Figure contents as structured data
'''

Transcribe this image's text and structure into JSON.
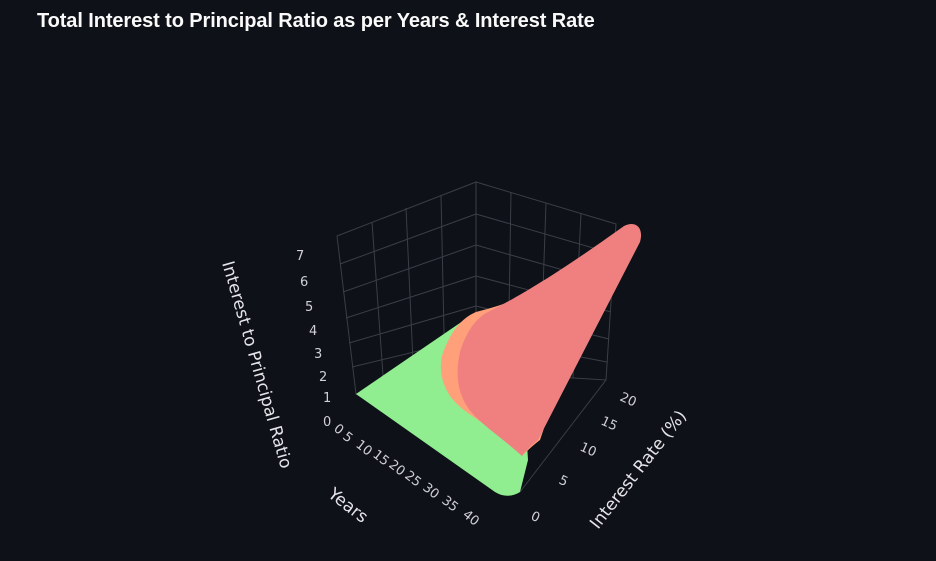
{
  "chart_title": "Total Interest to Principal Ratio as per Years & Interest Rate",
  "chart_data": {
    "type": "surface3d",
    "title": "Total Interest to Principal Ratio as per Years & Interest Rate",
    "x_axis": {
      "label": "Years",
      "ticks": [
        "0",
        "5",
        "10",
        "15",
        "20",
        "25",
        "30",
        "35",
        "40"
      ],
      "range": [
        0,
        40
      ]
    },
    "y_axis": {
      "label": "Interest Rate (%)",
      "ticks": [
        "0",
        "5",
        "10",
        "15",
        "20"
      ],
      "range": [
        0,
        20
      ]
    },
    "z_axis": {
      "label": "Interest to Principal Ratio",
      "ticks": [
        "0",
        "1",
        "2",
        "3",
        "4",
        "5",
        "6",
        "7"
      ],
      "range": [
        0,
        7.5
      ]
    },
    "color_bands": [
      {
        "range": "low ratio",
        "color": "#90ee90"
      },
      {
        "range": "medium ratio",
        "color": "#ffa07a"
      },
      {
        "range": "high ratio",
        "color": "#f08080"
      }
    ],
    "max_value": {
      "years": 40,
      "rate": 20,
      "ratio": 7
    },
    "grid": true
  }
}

'''

** STATED TASK **
Write out the listing word for word, omitting the pictures it holds.

** FULL RESPONSE **
Transcribe this image's text and structure into JSON.
{
  "chart_title": "Total Interest to Principal Ratio as per Years & Interest Rate",
  "chart_data": {
    "type": "surface3d",
    "title": "Total Interest to Principal Ratio as per Years & Interest Rate",
    "x_axis": {
      "label": "Years",
      "ticks": [
        "0",
        "5",
        "10",
        "15",
        "20",
        "25",
        "30",
        "35",
        "40"
      ],
      "range": [
        0,
        40
      ]
    },
    "y_axis": {
      "label": "Interest Rate (%)",
      "ticks": [
        "0",
        "5",
        "10",
        "15",
        "20"
      ],
      "range": [
        0,
        20
      ]
    },
    "z_axis": {
      "label": "Interest to Principal Ratio",
      "ticks": [
        "0",
        "1",
        "2",
        "3",
        "4",
        "5",
        "6",
        "7"
      ],
      "range": [
        0,
        7.5
      ]
    },
    "color_bands": [
      {
        "range": "low ratio",
        "color": "#90ee90"
      },
      {
        "range": "medium ratio",
        "color": "#ffa07a"
      },
      {
        "range": "high ratio",
        "color": "#f08080"
      }
    ],
    "max_value": {
      "years": 40,
      "rate": 20,
      "ratio": 7
    },
    "grid": true
  }
}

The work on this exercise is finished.